» WHAT YOU ARE ASKED TO DO
Copy out each line exactly; pictures stay out of the copy.

» RECORD EXCERPTS
** begin **
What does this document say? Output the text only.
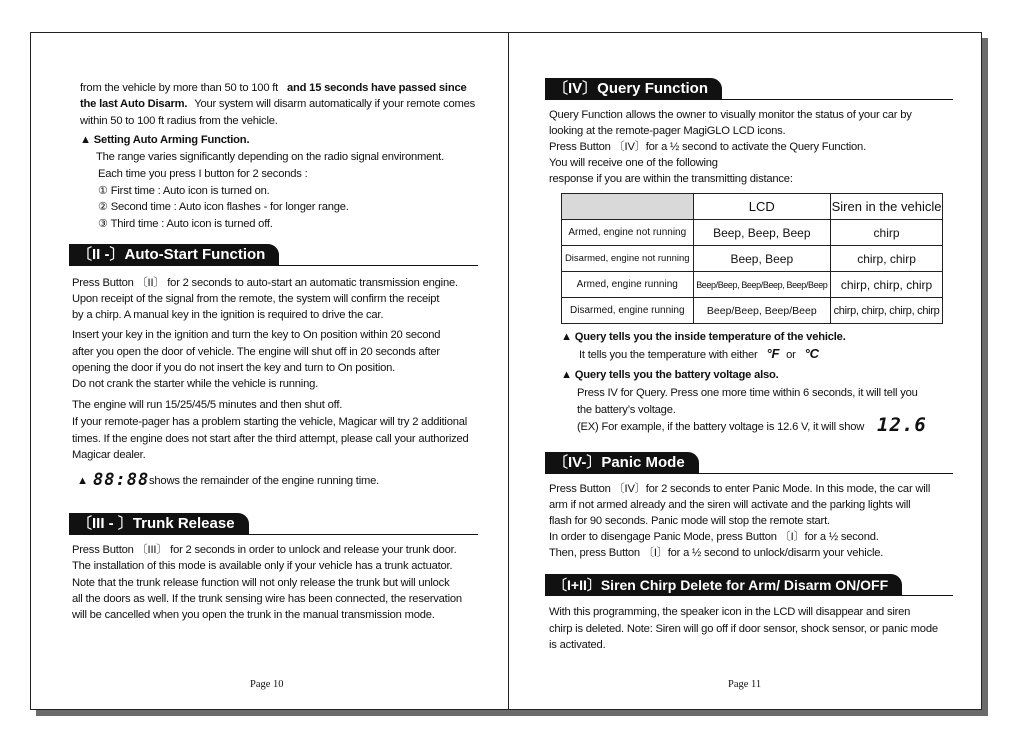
from the vehicle by more than 50 to 100 ft and 15 seconds have passed since
the last Auto Disarm. Your system will disarm automatically if your remote comes
within 50 to 100 ft radius from the vehicle.
▲ Setting Auto Arming Function.
The range varies significantly depending on the radio signal environment.
Each time you press I button for 2 seconds :
① First time : Auto icon is turned on.
② Second time : Auto icon flashes - for longer range.
③ Third time : Auto icon is turned off.
〔II -〕Auto-Start Function
Press Button 〔II〕 for 2 seconds to auto-start an automatic transmission engine.
Upon receipt of the signal from the remote, the system will confirm the receipt
by a chirp. A manual key in the ignition is required to drive the car.
Insert your key in the ignition and turn the key to On position within 20 second
after you open the door of vehicle. The engine will shut off in 20 seconds after
opening the door if you do not insert the key and turn to On position.
Do not crank the starter while the vehicle is running.
The engine will run 15/25/45/5 minutes and then shut off.
If your remote-pager has a problem starting the vehicle, Magicar will try 2 additional
times. If the engine does not start after the third attempt, please call your authorized
Magicar dealer.
▲ 88:88 shows the remainder of the engine running time.
〔III - 〕Trunk Release
Press Button 〔III〕 for 2 seconds in order to unlock and release your trunk door.
The installation of this mode is available only if your vehicle has a trunk actuator.
Note that the trunk release function will not only release the trunk but will unlock
all the doors as well. If the trunk sensing wire has been connected, the reservation
will be cancelled when you open the trunk in the manual transmission mode.
Page 10
〔IV〕Query Function
Query Function allows the owner to visually monitor the status of your car by
looking at the remote-pager MagiGLO LCD icons.
Press Button 〔IV〕for a ½ second to activate the Query Function.
You will receive one of the following
response if you are within the transmitting distance:
	LCD	Siren in the vehicle
Armed, engine not running	Beep, Beep, Beep	chirp
Disarmed, engine not running	Beep, Beep	chirp, chirp
Armed, engine running	Beep/Beep, Beep/Beep, Beep/Beep	chirp, chirp, chirp
Disarmed, engine running	Beep/Beep, Beep/Beep	chirp, chirp, chirp, chirp
▲ Query tells you the inside temperature of the vehicle.
It tells you the temperature with either °F or °C
▲ Query tells you the battery voltage also.
Press IV for Query. Press one more time within 6 seconds, it will tell you
the battery’s voltage.
(EX) For example, if the battery voltage is 12.6 V, it will show 12.6
〔IV-〕Panic Mode
Press Button 〔IV〕for 2 seconds to enter Panic Mode. In this mode, the car will
arm if not armed already and the siren will activate and the parking lights will
flash for 90 seconds. Panic mode will stop the remote start.
In order to disengage Panic Mode, press Button 〔I〕for a ½ second.
Then, press Button 〔I〕for a ½ second to unlock/disarm your vehicle.
〔I+II〕Siren Chirp Delete for Arm/ Disarm ON/OFF
With this programming, the speaker icon in the LCD will disappear and siren
chirp is deleted. Note: Siren will go off if door sensor, shock sensor, or panic mode
is activated.
Page 11
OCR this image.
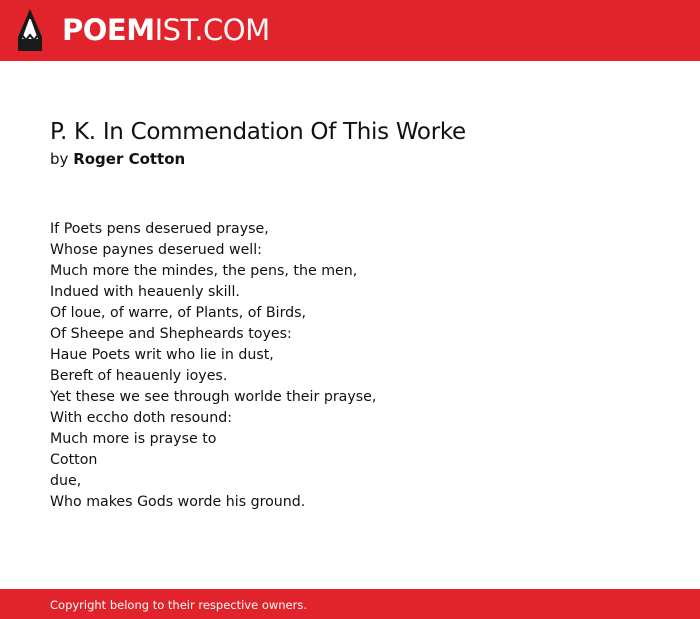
POEMIST.COM
P. K. In Commendation Of This Worke
by Roger Cotton
If Poets pens deserued prayse,
Whose paynes deserued well:
Much more the mindes, the pens, the men,
Indued with heauenly skill.
Of loue, of warre, of Plants, of Birds,
Of Sheepe and Shepheards toyes:
Haue Poets writ who lie in dust,
Bereft of heauenly ioyes.
Yet these we see through worlde their prayse,
With eccho doth resound:
Much more is prayse to
Cotton
due,
Who makes Gods worde his ground.
Copyright belong to their respective owners.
** end **
» COMPLETE ANSWER
What does this document say? Output the text only.
from the vehicle by more than 50 to 100 ft and 15 seconds have passed since
the last Auto Disarm. Your system will disarm automatically if your remote comes
within 50 to 100 ft radius from the vehicle.
▲ Setting Auto Arming Function.
The range varies significantly depending on the radio signal environment.
Each time you press I button for 2 seconds :
① First time : Auto icon is turned on.
② Second time : Auto icon flashes - for longer range.
③ Third time : Auto icon is turned off.
〔II -〕Auto-Start Function
Press Button 〔II〕 for 2 seconds to auto-start an automatic transmission engine.
Upon receipt of the signal from the remote, the system will confirm the receipt
by a chirp. A manual key in the ignition is required to drive the car.
Insert your key in the ignition and turn the key to On position within 20 second
after you open the door of vehicle. The engine will shut off in 20 seconds after
opening the door if you do not insert the key and turn to On position.
Do not crank the starter while the vehicle is running.
The engine will run 15/25/45/5 minutes and then shut off.
If your remote-pager has a problem starting the vehicle, Magicar will try 2 additional
times. If the engine does not start after the third attempt, please call your authorized
Magicar dealer.
▲ 88:88 shows the remainder of the engine running time.
〔III - 〕Trunk Release
Press Button 〔III〕 for 2 seconds in order to unlock and release your trunk door.
The installation of this mode is available only if your vehicle has a trunk actuator.
Note that the trunk release function will not only release the trunk but will unlock
all the doors as well. If the trunk sensing wire has been connected, the reservation
will be cancelled when you open the trunk in the manual transmission mode.
Page 10
〔IV〕Query Function
Query Function allows the owner to visually monitor the status of your car by
looking at the remote-pager MagiGLO LCD icons.
Press Button 〔IV〕for a ½ second to activate the Query Function.
You will receive one of the following
response if you are within the transmitting distance:
	LCD	Siren in the vehicle
Armed, engine not running	Beep, Beep, Beep	chirp
Disarmed, engine not running	Beep, Beep	chirp, chirp
Armed, engine running	Beep/Beep, Beep/Beep, Beep/Beep	chirp, chirp, chirp
Disarmed, engine running	Beep/Beep, Beep/Beep	chirp, chirp, chirp, chirp
▲ Query tells you the inside temperature of the vehicle.
It tells you the temperature with either °F or °C
▲ Query tells you the battery voltage also.
Press IV for Query. Press one more time within 6 seconds, it will tell you
the battery’s voltage.
(EX) For example, if the battery voltage is 12.6 V, it will show 12.6
〔IV-〕Panic Mode
Press Button 〔IV〕for 2 seconds to enter Panic Mode. In this mode, the car will
arm if not armed already and the siren will activate and the parking lights will
flash for 90 seconds. Panic mode will stop the remote start.
In order to disengage Panic Mode, press Button 〔I〕for a ½ second.
Then, press Button 〔I〕for a ½ second to unlock/disarm your vehicle.
〔I+II〕Siren Chirp Delete for Arm/ Disarm ON/OFF
With this programming, the speaker icon in the LCD will disappear and siren
chirp is deleted. Note: Siren will go off if door sensor, shock sensor, or panic mode
is activated.
Page 11
OCR this image.
POEMIST.COM
P. K. In Commendation Of This Worke
by Roger Cotton
If Poets pens deserued prayse,
Whose paynes deserued well:
Much more the mindes, the pens, the men,
Indued with heauenly skill.
Of loue, of warre, of Plants, of Birds,
Of Sheepe and Shepheards toyes:
Haue Poets writ who lie in dust,
Bereft of heauenly ioyes.
Yet these we see through worlde their prayse,
With eccho doth resound:
Much more is prayse to
Cotton
due,
Who makes Gods worde his ground.
Copyright belong to their respective owners.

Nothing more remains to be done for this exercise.